__The task__: Pull every line of the entries that has the word "Land".

[BEGIN]

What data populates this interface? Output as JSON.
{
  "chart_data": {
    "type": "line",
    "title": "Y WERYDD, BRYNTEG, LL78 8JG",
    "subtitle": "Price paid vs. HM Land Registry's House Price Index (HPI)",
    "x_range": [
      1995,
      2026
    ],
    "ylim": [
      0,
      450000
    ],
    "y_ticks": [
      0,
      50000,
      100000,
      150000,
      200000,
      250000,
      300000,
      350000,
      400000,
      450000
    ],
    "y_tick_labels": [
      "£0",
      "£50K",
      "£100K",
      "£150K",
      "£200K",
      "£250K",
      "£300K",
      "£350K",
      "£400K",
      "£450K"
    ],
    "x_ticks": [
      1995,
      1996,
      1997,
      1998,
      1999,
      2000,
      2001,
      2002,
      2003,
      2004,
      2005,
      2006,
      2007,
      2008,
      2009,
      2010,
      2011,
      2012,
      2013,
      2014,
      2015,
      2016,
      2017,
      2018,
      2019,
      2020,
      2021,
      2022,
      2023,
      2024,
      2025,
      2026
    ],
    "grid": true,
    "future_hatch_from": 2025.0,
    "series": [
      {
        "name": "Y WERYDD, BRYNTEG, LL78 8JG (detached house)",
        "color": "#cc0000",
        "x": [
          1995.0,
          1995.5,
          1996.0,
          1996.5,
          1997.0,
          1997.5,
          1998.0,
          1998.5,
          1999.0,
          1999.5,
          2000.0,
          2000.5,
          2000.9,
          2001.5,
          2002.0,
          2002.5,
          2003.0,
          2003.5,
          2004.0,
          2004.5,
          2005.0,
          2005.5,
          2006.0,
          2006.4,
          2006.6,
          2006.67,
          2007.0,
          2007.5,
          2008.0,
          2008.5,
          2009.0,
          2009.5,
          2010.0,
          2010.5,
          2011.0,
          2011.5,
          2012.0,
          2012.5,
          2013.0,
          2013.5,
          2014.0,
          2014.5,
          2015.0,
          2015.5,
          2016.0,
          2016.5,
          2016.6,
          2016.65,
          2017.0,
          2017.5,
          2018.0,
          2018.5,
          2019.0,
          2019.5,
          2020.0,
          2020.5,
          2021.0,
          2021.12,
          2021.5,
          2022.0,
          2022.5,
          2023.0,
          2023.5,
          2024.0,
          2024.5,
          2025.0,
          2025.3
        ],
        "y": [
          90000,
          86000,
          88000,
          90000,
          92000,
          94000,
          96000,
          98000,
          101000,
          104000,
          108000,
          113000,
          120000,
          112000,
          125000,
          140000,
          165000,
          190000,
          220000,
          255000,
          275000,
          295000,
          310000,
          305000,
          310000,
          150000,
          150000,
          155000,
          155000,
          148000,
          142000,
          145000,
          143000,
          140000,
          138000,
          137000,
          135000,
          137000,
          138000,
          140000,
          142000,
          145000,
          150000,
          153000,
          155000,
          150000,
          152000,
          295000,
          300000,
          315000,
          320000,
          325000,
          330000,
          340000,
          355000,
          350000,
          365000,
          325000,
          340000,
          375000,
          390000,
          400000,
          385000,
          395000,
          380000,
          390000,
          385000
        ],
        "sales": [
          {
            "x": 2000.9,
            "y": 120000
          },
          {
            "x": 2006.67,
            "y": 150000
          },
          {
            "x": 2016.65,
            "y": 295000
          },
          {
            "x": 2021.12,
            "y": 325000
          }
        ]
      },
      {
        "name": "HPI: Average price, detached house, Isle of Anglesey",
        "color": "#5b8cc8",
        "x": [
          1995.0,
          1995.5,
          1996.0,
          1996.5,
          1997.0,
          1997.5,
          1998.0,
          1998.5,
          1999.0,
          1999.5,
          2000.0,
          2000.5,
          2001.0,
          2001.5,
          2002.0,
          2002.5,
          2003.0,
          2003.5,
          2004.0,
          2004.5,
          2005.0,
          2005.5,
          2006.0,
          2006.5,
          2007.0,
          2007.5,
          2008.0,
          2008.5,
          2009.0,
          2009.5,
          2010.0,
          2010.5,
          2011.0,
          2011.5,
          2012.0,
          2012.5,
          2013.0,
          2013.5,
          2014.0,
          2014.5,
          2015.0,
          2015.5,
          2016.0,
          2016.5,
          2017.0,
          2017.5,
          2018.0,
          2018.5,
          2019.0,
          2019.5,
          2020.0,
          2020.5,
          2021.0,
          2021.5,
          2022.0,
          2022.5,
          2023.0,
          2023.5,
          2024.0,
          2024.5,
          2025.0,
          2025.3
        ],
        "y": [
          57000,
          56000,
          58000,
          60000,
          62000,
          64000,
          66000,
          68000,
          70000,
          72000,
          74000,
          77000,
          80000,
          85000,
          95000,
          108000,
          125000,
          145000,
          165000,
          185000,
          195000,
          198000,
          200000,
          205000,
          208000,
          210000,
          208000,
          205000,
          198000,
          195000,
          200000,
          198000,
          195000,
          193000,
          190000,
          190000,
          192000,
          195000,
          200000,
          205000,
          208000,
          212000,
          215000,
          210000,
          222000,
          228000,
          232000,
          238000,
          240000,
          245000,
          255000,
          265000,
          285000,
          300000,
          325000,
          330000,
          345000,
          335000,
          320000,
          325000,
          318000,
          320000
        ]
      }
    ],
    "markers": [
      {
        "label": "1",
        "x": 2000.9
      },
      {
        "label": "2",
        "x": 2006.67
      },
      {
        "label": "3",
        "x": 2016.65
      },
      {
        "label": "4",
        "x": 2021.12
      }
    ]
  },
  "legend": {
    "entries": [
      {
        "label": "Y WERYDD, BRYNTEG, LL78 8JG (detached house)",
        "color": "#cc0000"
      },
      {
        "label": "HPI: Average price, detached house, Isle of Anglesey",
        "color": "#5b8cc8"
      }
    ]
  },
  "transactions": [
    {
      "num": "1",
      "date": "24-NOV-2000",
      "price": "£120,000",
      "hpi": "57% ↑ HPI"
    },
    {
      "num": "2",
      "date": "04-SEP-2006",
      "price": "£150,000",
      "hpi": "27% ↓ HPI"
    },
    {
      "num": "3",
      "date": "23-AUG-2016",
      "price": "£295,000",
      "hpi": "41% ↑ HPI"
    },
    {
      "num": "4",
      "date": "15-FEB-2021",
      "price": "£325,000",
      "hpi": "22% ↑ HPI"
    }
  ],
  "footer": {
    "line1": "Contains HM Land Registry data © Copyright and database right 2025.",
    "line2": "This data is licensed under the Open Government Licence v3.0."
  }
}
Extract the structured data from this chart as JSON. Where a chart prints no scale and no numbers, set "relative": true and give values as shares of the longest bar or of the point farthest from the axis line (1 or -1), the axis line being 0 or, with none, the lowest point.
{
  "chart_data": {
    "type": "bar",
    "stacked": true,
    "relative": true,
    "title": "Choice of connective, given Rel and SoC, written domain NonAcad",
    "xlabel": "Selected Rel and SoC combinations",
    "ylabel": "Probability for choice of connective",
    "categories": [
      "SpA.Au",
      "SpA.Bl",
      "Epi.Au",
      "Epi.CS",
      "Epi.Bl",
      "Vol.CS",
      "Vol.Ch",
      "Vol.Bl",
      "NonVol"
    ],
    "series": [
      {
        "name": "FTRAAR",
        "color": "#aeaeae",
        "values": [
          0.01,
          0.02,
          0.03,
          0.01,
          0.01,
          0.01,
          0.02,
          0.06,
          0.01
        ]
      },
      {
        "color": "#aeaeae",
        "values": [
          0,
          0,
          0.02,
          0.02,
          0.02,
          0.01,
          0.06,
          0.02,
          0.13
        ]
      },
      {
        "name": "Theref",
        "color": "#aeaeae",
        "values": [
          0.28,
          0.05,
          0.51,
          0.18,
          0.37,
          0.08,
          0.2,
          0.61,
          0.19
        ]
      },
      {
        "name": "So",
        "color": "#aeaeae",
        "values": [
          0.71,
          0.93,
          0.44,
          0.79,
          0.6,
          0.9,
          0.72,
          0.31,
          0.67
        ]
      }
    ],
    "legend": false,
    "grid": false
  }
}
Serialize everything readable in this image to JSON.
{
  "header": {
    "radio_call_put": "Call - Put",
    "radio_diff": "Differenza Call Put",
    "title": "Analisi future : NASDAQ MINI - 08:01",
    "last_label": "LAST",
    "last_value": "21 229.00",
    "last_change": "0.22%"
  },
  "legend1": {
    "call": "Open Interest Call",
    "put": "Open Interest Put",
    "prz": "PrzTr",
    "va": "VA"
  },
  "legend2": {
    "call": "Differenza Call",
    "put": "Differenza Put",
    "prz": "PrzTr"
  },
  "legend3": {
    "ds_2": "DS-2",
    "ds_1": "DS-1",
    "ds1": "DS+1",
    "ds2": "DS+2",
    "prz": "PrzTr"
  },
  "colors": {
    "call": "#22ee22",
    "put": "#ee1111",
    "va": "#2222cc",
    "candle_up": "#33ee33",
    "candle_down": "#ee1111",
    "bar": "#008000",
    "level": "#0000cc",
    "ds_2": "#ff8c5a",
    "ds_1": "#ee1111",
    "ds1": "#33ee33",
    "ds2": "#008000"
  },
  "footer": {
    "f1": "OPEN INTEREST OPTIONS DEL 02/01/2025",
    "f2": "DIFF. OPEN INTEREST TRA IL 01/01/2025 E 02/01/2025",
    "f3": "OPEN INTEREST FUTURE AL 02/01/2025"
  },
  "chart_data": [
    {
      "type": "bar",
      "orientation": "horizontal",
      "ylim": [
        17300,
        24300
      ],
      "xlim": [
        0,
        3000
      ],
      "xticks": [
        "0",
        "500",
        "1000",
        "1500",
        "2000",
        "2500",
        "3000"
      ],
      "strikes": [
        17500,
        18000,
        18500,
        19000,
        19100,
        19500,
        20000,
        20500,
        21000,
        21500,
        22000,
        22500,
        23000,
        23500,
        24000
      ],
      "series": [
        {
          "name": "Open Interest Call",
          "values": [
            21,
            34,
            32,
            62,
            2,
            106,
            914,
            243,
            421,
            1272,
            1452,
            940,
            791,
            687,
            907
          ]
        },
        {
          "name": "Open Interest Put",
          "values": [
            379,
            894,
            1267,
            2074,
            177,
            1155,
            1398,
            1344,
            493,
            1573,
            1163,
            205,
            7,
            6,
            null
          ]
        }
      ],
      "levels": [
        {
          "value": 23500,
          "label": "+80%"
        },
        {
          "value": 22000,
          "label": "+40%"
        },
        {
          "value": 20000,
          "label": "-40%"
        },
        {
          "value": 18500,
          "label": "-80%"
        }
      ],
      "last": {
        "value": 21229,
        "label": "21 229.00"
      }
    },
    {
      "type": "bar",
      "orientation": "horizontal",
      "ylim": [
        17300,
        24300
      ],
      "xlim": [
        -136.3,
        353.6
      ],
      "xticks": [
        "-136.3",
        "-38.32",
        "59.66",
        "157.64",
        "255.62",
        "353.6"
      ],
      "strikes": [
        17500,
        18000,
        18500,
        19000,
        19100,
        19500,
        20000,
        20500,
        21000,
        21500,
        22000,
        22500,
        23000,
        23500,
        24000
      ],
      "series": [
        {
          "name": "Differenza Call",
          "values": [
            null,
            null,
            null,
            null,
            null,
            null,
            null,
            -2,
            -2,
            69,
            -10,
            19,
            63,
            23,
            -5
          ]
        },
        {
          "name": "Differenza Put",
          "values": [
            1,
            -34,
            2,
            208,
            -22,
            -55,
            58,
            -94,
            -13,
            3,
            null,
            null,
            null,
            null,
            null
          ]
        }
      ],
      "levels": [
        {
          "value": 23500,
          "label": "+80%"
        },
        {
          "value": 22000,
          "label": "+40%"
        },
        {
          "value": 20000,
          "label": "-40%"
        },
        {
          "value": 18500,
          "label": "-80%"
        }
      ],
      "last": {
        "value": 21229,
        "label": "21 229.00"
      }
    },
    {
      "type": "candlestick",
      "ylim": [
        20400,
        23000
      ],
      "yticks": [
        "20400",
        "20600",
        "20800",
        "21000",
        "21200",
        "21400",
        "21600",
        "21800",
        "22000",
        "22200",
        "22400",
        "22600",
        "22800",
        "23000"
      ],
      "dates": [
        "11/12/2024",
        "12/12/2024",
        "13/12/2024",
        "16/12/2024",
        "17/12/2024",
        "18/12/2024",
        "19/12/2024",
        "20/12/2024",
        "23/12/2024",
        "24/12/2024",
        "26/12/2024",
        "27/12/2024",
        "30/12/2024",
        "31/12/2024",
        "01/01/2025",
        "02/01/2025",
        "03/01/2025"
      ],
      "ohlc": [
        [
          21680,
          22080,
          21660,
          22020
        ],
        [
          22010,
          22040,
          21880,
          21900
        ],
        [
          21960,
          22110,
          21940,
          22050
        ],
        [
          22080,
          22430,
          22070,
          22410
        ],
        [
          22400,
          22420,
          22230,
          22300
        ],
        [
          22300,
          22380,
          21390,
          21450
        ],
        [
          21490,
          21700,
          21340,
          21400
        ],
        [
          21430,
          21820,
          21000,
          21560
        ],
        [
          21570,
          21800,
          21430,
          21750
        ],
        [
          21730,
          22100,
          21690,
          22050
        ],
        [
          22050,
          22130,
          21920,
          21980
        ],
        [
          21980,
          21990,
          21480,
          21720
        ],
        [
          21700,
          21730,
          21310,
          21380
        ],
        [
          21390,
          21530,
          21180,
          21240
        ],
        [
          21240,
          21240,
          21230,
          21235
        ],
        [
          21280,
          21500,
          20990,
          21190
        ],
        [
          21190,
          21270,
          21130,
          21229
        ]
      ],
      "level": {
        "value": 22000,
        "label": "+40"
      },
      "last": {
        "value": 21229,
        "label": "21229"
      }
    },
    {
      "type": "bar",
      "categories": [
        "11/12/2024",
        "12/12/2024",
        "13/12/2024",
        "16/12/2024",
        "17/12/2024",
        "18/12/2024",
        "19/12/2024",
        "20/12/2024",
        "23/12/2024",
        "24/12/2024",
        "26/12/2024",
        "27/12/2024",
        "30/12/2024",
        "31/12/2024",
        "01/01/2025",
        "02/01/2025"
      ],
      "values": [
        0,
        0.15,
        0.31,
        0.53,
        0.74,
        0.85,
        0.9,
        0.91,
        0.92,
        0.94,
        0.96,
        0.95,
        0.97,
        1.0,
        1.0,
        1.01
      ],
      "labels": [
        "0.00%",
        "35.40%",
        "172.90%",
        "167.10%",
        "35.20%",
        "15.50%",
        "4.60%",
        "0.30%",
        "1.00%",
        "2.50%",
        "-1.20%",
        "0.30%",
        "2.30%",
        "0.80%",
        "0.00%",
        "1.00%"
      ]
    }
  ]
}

[END]

__Output below__:
    "subtitle": "Price paid vs. HM Land Registry's House Price Index (HPI)",
    "line1": "Contains HM Land Registry data © Copyright and database right 2025.",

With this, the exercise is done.